Claudia Cavallin: Hace poco, salió publicada una de sus fotografías en Facebook, donde el sol ilumina su cuerpo y la naturaleza se impone, titulada «En el camino largo y familiar». Pensando en el símbolo de los insectos que también aparecen en sus redes, en especial en uno de sus regalos sostenido entre las manos de quien construye a los insectos pieza por pieza, me gustaría pasar a su trilogía Cegador, descrita como uno de los proyectos políticos y narrativos más destacados de su obra. El Ala Izquierda, El Cuerpo y El Ala Derecha, publicadas con la tradución al español de Marian Ochoa Uribe (Impedimenta, 2022), transforman la vida en un viaje, en un revoloteo que se traza en el camino. Conectando cada ilustración de sus libros, donde las representaciones simbólicas de las alas y el cuerpo de los voladores también podrían ser los extremos de la luz y la oscuridad en la vida de los insectos, mi pregunta es: ¿es su experiencia de vida como el movimiento de un insecto que nunca se detiene y solo nace y muere constantemente impregnado por aleteos y sentimientos?
Mircea Cărtărescu: Para ser honesto, querida Claudia, he olvidado y me he alejado un poco de Cegador. Es uno de mis libros más antiguos. A veces pienso que lo escribí en una vida anterior, cuando vivía en otra casa, con otra mujer, y ciertamente en otro cuerpo, porque cambiamos completamente cada siete años. Ni un sólo átomo de mi cuerpo participó en la escritura de esa novela. Además, nunca vuelvo a releer mis libros, los abandono a propósito, así como trato de olvidar, todas las noches, cómo me veo, solo para sorprenderme a mí mismo por la mañana, cuando me miro en el espejo.

Material mostrado>
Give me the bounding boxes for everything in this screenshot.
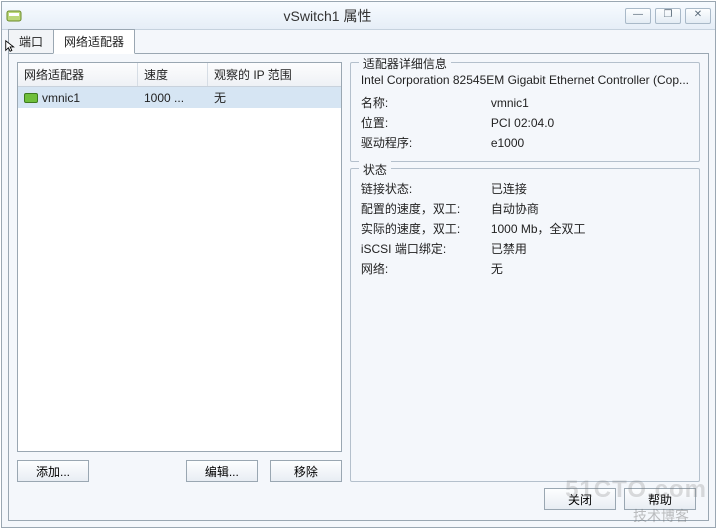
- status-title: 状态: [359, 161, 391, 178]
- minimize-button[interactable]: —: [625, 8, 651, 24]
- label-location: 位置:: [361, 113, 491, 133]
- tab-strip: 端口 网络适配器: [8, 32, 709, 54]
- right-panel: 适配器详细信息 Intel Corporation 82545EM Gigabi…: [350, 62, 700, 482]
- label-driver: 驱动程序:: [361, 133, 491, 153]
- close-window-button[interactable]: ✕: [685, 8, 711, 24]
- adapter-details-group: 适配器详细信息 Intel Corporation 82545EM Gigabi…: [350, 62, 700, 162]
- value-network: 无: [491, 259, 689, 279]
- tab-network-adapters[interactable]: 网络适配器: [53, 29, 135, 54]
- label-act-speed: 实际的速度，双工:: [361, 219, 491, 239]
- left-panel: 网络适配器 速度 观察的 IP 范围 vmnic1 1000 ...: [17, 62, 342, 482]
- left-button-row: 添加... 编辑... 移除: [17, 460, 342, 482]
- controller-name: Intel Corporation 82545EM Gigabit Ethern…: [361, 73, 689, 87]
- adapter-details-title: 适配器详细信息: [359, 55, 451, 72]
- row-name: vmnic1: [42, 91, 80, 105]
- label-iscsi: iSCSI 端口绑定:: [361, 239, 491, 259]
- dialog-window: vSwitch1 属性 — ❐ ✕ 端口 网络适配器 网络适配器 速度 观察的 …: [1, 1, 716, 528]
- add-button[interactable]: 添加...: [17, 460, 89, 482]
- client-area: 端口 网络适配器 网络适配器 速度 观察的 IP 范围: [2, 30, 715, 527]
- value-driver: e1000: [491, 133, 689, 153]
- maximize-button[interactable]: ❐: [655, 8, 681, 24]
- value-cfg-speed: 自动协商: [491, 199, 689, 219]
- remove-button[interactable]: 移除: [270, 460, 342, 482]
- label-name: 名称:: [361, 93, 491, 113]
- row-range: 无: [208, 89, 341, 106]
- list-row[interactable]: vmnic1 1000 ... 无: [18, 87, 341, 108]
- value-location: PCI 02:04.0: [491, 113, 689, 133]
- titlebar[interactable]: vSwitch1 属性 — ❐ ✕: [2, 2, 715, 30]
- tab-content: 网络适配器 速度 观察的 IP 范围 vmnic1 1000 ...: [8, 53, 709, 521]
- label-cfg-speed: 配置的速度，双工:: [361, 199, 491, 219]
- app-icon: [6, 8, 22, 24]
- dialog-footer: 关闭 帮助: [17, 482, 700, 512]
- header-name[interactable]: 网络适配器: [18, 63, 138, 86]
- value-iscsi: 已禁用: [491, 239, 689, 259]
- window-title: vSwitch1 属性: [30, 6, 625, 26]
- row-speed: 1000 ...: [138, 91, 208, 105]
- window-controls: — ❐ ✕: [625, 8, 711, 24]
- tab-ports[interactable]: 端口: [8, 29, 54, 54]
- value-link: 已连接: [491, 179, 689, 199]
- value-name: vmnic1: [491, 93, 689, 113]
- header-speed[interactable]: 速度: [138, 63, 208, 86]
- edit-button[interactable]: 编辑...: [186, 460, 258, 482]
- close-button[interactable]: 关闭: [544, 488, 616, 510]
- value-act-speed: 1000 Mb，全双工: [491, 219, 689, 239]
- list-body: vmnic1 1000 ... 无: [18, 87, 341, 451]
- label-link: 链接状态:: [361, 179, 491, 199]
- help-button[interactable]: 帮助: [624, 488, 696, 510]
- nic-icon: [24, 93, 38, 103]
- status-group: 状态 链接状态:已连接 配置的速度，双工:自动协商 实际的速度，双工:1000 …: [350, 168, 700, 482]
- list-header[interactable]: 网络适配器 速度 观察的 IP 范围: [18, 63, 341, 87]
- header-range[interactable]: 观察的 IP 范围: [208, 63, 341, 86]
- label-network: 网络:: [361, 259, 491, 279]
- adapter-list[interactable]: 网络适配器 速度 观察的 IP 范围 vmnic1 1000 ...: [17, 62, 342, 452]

* * *

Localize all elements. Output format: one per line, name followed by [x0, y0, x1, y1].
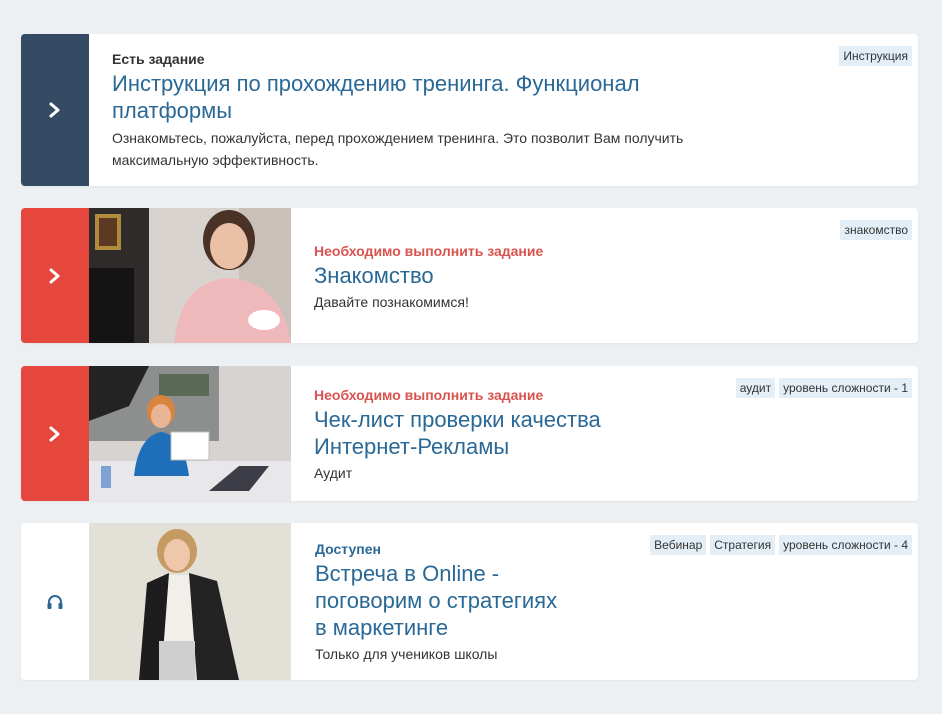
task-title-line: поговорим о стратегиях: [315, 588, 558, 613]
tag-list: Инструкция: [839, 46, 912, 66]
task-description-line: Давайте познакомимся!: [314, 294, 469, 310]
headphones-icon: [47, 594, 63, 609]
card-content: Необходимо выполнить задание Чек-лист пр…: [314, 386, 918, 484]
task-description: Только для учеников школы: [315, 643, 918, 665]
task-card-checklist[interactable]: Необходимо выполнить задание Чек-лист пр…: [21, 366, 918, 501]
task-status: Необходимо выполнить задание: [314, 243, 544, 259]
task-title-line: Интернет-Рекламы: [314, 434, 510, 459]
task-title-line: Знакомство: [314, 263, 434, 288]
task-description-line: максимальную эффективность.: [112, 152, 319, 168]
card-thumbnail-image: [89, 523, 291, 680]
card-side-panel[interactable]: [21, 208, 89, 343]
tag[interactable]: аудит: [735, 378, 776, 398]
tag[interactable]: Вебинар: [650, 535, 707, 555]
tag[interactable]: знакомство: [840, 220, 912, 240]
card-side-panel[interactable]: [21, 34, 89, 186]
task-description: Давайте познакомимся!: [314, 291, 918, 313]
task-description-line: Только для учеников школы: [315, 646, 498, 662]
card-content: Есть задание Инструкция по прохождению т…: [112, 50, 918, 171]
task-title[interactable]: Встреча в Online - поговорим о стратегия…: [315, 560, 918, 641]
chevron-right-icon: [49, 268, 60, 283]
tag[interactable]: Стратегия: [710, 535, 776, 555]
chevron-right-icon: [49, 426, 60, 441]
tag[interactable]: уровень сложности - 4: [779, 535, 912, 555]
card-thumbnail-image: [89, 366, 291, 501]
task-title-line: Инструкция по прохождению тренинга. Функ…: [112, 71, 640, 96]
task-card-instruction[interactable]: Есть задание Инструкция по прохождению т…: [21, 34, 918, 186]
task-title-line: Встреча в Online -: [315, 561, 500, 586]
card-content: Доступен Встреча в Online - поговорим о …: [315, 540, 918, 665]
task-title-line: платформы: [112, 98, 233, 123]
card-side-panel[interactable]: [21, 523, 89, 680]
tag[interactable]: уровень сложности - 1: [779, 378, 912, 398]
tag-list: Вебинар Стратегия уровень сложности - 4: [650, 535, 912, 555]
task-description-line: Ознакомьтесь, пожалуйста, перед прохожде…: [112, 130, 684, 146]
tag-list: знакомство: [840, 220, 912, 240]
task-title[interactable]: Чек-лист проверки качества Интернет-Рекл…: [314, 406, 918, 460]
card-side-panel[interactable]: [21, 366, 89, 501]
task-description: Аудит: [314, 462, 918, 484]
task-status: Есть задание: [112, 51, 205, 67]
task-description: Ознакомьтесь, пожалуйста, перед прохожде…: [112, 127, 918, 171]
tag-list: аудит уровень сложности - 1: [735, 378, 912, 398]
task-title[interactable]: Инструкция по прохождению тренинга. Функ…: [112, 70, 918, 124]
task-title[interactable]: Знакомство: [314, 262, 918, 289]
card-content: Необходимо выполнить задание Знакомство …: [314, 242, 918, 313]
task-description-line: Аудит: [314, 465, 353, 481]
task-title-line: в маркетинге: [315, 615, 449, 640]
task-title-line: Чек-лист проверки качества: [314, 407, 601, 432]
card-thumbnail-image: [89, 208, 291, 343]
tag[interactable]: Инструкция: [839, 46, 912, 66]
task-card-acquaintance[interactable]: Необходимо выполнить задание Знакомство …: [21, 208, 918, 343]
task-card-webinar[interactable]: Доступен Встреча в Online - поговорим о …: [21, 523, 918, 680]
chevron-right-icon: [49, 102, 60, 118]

* * *

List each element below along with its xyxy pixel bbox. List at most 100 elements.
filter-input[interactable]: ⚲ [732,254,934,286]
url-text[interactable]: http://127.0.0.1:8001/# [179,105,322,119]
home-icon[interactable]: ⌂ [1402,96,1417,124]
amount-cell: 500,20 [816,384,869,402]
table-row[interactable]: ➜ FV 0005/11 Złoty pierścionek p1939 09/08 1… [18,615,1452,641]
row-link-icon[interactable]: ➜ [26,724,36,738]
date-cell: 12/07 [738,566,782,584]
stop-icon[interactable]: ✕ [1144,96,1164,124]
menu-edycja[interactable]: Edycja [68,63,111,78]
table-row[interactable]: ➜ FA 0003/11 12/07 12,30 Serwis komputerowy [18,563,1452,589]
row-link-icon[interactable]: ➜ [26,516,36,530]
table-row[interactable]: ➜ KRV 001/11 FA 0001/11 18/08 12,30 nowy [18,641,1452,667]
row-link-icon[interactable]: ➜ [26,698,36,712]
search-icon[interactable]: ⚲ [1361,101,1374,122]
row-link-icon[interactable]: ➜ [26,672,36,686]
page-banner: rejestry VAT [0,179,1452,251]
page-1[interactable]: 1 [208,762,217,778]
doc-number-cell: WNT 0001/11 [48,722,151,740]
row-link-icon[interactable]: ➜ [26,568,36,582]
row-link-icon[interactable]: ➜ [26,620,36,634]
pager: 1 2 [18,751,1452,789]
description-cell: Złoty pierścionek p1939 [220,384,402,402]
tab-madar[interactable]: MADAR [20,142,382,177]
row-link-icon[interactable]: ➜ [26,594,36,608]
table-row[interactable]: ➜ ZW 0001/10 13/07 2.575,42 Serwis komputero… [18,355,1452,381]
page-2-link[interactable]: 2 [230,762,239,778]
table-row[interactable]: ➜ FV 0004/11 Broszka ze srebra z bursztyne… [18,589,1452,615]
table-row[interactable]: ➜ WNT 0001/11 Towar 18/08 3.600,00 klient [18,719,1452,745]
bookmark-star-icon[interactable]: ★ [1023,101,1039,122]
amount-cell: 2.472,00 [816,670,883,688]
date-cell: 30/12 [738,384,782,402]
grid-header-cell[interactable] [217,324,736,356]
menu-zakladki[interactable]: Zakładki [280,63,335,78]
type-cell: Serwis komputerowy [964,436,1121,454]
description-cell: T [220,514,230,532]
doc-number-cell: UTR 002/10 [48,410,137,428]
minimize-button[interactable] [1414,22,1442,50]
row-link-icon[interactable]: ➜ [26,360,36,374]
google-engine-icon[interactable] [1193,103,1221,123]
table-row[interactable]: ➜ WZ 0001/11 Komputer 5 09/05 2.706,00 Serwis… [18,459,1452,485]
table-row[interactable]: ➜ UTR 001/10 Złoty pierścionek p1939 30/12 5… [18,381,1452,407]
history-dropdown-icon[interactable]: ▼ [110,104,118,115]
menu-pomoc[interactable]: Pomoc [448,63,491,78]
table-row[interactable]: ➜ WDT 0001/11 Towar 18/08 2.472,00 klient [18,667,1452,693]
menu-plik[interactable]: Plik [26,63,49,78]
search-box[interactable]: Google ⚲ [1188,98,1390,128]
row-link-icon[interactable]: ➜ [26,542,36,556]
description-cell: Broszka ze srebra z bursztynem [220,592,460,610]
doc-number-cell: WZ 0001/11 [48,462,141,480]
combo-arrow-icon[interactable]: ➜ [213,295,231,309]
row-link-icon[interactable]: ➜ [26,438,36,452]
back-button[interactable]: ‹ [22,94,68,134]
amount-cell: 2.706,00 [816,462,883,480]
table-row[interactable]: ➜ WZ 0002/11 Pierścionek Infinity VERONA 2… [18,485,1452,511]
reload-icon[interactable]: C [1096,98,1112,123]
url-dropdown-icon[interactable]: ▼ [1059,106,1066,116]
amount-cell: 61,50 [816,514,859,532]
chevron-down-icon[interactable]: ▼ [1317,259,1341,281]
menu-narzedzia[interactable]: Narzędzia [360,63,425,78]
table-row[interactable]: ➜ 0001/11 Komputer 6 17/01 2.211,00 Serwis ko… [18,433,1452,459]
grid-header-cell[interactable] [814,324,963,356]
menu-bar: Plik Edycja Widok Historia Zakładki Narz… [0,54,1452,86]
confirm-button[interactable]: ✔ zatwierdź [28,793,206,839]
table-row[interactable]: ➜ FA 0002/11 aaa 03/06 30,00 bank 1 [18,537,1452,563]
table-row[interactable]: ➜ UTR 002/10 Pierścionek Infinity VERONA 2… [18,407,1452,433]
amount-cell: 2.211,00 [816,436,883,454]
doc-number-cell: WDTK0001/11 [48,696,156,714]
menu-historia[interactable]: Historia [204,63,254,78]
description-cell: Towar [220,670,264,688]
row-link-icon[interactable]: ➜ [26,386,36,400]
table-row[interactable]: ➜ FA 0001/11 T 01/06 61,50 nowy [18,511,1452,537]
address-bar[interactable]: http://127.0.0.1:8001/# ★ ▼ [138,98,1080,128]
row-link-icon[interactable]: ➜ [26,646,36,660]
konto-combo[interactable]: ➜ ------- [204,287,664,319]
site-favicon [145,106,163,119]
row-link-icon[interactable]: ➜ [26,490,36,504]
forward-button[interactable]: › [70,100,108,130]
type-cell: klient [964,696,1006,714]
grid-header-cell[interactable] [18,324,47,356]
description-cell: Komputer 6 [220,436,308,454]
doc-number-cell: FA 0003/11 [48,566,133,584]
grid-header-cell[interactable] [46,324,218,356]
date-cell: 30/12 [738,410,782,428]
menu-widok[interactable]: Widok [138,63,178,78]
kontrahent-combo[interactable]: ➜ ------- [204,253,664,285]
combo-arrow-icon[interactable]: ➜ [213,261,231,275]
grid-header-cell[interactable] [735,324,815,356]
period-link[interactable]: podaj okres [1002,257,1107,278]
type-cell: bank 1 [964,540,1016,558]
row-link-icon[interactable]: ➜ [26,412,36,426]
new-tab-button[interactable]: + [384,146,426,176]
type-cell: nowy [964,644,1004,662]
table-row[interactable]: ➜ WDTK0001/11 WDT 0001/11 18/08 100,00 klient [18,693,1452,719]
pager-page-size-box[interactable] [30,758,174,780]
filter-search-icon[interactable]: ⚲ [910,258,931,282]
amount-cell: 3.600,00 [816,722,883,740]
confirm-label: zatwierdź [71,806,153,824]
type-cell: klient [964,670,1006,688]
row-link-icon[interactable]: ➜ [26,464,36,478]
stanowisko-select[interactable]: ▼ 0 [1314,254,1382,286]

Solicitud escrita> ¿Puedes repetir sin cambios el fragmento de la entrevista que se abre con las palabras «Mircea Cărtărescu: Para» y se cierra con «en el espejo.»?

Solución del ejercicio>
Mircea Cărtărescu: Para ser honesto, querida Claudia, he olvidado y me he alejado un poco de Cegador. Es uno de mis libros más antiguos. A veces pienso que lo escribí en una vida anterior, cuando vivía en otra casa, con otra mujer, y ciertamente en otro cuerpo, porque cambiamos completamente cada siete años. Ni un sólo átomo de mi cuerpo participó en la escritura de esa novela. Además, nunca vuelvo a releer mis libros, los abandono a propósito, así como trato de olvidar, todas las noches, cómo me veo, solo para sorprenderme a mí mismo por la mañana, cuando me miro en el espejo.